● **STATED EXERCISE**: Reproduce all of the data exactly, with no line skipped.
--- DATASET ROWS ---
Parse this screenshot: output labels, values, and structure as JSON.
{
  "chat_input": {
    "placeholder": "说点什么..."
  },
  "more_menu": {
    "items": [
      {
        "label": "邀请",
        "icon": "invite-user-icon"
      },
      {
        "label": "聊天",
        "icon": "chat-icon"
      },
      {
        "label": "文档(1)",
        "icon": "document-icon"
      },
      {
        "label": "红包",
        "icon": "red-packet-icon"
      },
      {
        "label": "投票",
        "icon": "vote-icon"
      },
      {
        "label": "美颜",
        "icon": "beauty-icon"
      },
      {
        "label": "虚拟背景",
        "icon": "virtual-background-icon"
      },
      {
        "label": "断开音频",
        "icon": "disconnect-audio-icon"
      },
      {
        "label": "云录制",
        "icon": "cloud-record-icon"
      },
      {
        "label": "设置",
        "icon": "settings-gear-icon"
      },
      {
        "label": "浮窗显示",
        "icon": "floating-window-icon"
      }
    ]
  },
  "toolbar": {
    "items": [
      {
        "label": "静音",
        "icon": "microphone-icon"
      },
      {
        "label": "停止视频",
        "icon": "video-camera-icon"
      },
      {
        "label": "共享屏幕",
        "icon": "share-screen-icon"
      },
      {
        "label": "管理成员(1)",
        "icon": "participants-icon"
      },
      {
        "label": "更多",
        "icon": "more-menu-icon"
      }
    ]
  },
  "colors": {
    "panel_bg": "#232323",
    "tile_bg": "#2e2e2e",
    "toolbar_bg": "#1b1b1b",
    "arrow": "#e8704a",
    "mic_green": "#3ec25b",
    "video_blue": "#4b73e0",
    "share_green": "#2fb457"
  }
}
---
● **RESPONSE**:
Parse this screenshot: output labels, values, and structure as JSON.
{
  "chat_input": {
    "placeholder": "说点什么..."
  },
  "more_menu": {
    "items": [
      {
        "label": "邀请",
        "icon": "invite-user-icon"
      },
      {
        "label": "聊天",
        "icon": "chat-icon"
      },
      {
        "label": "文档(1)",
        "icon": "document-icon"
      },
      {
        "label": "红包",
        "icon": "red-packet-icon"
      },
      {
        "label": "投票",
        "icon": "vote-icon"
      },
      {
        "label": "美颜",
        "icon": "beauty-icon"
      },
      {
        "label": "虚拟背景",
        "icon": "virtual-background-icon"
      },
      {
        "label": "断开音频",
        "icon": "disconnect-audio-icon"
      },
      {
        "label": "云录制",
        "icon": "cloud-record-icon"
      },
      {
        "label": "设置",
        "icon": "settings-gear-icon"
      },
      {
        "label": "浮窗显示",
        "icon": "floating-window-icon"
      }
    ]
  },
  "toolbar": {
    "items": [
      {
        "label": "静音",
        "icon": "microphone-icon"
      },
      {
        "label": "停止视频",
        "icon": "video-camera-icon"
      },
      {
        "label": "共享屏幕",
        "icon": "share-screen-icon"
      },
      {
        "label": "管理成员(1)",
        "icon": "participants-icon"
      },
      {
        "label": "更多",
        "icon": "more-menu-icon"
      }
    ]
  },
  "colors": {
    "panel_bg": "#232323",
    "tile_bg": "#2e2e2e",
    "toolbar_bg": "#1b1b1b",
    "arrow": "#e8704a",
    "mic_green": "#3ec25b",
    "video_blue": "#4b73e0",
    "share_green": "#2fb457"
  }
}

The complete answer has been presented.